=== OBJECTIVE ===
Could you copy the listing verbatim, from its first line through the line containing "column-rule [745, 463, 747, 1905]", including both of those lines?

=== MATERIAL TO PROCESS ===

= = = = = = =

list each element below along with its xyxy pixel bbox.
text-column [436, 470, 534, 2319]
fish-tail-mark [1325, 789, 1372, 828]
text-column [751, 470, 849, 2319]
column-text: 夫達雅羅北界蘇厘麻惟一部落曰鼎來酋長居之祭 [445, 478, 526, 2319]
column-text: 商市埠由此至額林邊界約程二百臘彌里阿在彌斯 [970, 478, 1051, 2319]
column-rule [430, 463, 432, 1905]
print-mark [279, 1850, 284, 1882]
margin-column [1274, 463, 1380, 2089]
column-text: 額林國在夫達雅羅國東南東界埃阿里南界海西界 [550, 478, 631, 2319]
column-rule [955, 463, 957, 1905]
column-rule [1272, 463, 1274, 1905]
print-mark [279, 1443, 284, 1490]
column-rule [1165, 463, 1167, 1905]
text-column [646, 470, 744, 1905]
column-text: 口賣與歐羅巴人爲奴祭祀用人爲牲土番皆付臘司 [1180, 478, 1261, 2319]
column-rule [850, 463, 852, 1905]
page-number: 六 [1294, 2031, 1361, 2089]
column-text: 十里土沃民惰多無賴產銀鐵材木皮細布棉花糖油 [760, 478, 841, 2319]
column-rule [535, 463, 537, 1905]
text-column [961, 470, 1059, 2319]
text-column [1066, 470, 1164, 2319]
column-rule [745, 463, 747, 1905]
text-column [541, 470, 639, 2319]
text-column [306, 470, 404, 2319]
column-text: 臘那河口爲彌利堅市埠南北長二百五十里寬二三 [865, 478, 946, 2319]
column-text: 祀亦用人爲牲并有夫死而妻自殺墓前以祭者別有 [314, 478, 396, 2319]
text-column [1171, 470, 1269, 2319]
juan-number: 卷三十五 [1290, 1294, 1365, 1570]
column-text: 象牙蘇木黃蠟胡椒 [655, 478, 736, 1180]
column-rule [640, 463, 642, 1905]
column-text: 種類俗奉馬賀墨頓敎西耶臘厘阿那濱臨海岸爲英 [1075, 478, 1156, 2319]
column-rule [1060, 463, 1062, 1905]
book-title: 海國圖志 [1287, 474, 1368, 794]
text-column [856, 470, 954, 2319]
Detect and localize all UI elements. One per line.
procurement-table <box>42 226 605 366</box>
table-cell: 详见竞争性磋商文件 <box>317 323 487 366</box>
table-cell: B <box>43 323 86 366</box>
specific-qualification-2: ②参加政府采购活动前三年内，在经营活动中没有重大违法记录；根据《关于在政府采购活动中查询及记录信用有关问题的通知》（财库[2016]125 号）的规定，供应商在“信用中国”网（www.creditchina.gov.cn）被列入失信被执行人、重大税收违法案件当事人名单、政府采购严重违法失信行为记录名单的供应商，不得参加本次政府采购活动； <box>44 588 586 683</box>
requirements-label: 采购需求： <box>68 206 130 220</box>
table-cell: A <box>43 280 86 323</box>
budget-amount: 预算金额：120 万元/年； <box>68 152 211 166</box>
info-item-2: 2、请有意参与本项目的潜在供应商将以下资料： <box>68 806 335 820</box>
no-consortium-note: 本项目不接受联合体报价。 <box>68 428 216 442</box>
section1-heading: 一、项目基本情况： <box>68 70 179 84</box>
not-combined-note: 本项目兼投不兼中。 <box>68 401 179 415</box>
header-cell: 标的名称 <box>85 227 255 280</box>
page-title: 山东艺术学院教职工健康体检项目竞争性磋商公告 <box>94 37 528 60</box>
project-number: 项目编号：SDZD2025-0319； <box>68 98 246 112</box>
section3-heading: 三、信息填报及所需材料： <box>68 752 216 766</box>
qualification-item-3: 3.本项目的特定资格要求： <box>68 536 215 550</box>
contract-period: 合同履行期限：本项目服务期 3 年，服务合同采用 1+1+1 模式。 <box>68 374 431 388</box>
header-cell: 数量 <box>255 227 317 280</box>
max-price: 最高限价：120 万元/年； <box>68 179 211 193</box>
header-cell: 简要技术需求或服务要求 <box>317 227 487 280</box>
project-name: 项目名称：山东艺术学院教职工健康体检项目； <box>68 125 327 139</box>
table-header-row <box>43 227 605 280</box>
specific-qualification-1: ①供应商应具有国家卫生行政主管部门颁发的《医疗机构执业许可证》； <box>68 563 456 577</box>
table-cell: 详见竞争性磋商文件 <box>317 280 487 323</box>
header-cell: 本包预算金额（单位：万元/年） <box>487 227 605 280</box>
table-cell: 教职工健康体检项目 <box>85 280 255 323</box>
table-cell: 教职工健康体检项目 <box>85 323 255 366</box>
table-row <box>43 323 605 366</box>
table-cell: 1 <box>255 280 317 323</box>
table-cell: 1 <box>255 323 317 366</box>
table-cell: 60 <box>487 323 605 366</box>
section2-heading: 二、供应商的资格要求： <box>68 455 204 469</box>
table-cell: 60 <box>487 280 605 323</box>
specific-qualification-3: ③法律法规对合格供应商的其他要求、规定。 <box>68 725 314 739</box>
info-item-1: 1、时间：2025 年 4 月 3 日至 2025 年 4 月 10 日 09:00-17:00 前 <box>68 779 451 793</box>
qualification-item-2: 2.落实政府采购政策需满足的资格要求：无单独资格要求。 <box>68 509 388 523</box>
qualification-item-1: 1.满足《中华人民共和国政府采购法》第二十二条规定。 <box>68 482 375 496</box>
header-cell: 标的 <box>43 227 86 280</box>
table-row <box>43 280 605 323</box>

= = = = = = =

=== FULL OUTPUT ===
list each element below along with its xyxy pixel bbox.
text-column [436, 470, 534, 2319]
fish-tail-mark [1325, 789, 1372, 828]
text-column [751, 470, 849, 2319]
column-text: 夫達雅羅北界蘇厘麻惟一部落曰鼎來酋長居之祭 [445, 478, 526, 2319]
column-text: 商市埠由此至額林邊界約程二百臘彌里阿在彌斯 [970, 478, 1051, 2319]
column-rule [430, 463, 432, 1905]
print-mark [279, 1850, 284, 1882]
margin-column [1274, 463, 1380, 2089]
column-text: 額林國在夫達雅羅國東南東界埃阿里南界海西界 [550, 478, 631, 2319]
column-rule [955, 463, 957, 1905]
column-rule [1272, 463, 1274, 1905]
print-mark [279, 1443, 284, 1490]
column-rule [1165, 463, 1167, 1905]
text-column [646, 470, 744, 1905]
column-text: 口賣與歐羅巴人爲奴祭祀用人爲牲土番皆付臘司 [1180, 478, 1261, 2319]
column-rule [850, 463, 852, 1905]
page-number: 六 [1294, 2031, 1361, 2089]
column-text: 十里土沃民惰多無賴產銀鐵材木皮細布棉花糖油 [760, 478, 841, 2319]
column-rule [535, 463, 537, 1905]
text-column [961, 470, 1059, 2319]
text-column [1066, 470, 1164, 2319]
column-rule [745, 463, 747, 1905]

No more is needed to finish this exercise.